WHAT IS ASKED:
Write out the material again exactly, please, and omit the pictures.

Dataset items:

- - - - - - -

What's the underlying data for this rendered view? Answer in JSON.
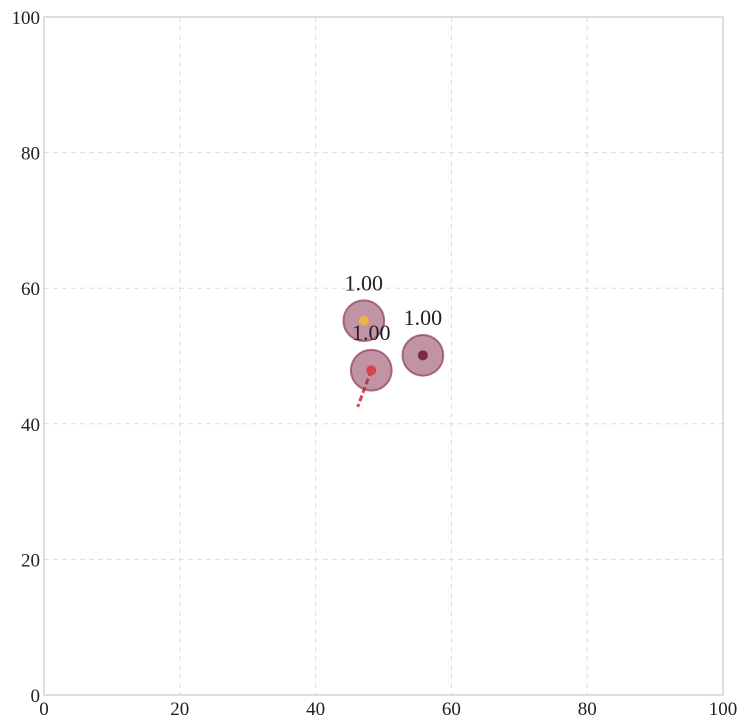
{
  "chart_data": {
    "type": "scatter",
    "xlim": [
      0,
      100
    ],
    "ylim": [
      0,
      100
    ],
    "xticks": [
      0,
      20,
      40,
      60,
      80,
      100
    ],
    "yticks": [
      0,
      20,
      40,
      60,
      80,
      100
    ],
    "grid": true,
    "x": [
      47.1,
      48.2,
      55.8
    ],
    "y": [
      55.2,
      47.9,
      50.1
    ],
    "radius": [
      3,
      3,
      3
    ],
    "colors": [
      "#e8b34a",
      "#d9444c",
      "#7a2b42"
    ],
    "circle_color": "#8c3c55",
    "labels": [
      "1.00",
      "1.00",
      "1.00"
    ],
    "arrow": {
      "x": [
        48.2,
        46.2
      ],
      "y": [
        47.9,
        42.5
      ],
      "color": "#d9444c"
    }
  }
}
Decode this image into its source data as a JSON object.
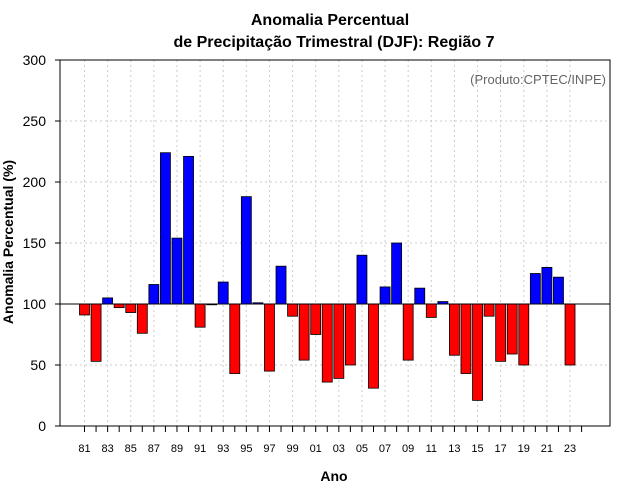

- - - - - - -

FINAL RESULT:
What's the underlying data for this rendered view? Answer in JSON.
{
  "chart_data": {
    "type": "scatter",
    "xlim": [
      0,
      100
    ],
    "ylim": [
      0,
      100
    ],
    "xticks": [
      0,
      20,
      40,
      60,
      80,
      100
    ],
    "yticks": [
      0,
      20,
      40,
      60,
      80,
      100
    ],
    "grid": true,
    "x": [
      47.1,
      48.2,
      55.8
    ],
    "y": [
      55.2,
      47.9,
      50.1
    ],
    "radius": [
      3,
      3,
      3
    ],
    "colors": [
      "#e8b34a",
      "#d9444c",
      "#7a2b42"
    ],
    "circle_color": "#8c3c55",
    "labels": [
      "1.00",
      "1.00",
      "1.00"
    ],
    "arrow": {
      "x": [
        48.2,
        46.2
      ],
      "y": [
        47.9,
        42.5
      ],
      "color": "#d9444c"
    }
  }
}
Decode this image into its source data as a JSON object.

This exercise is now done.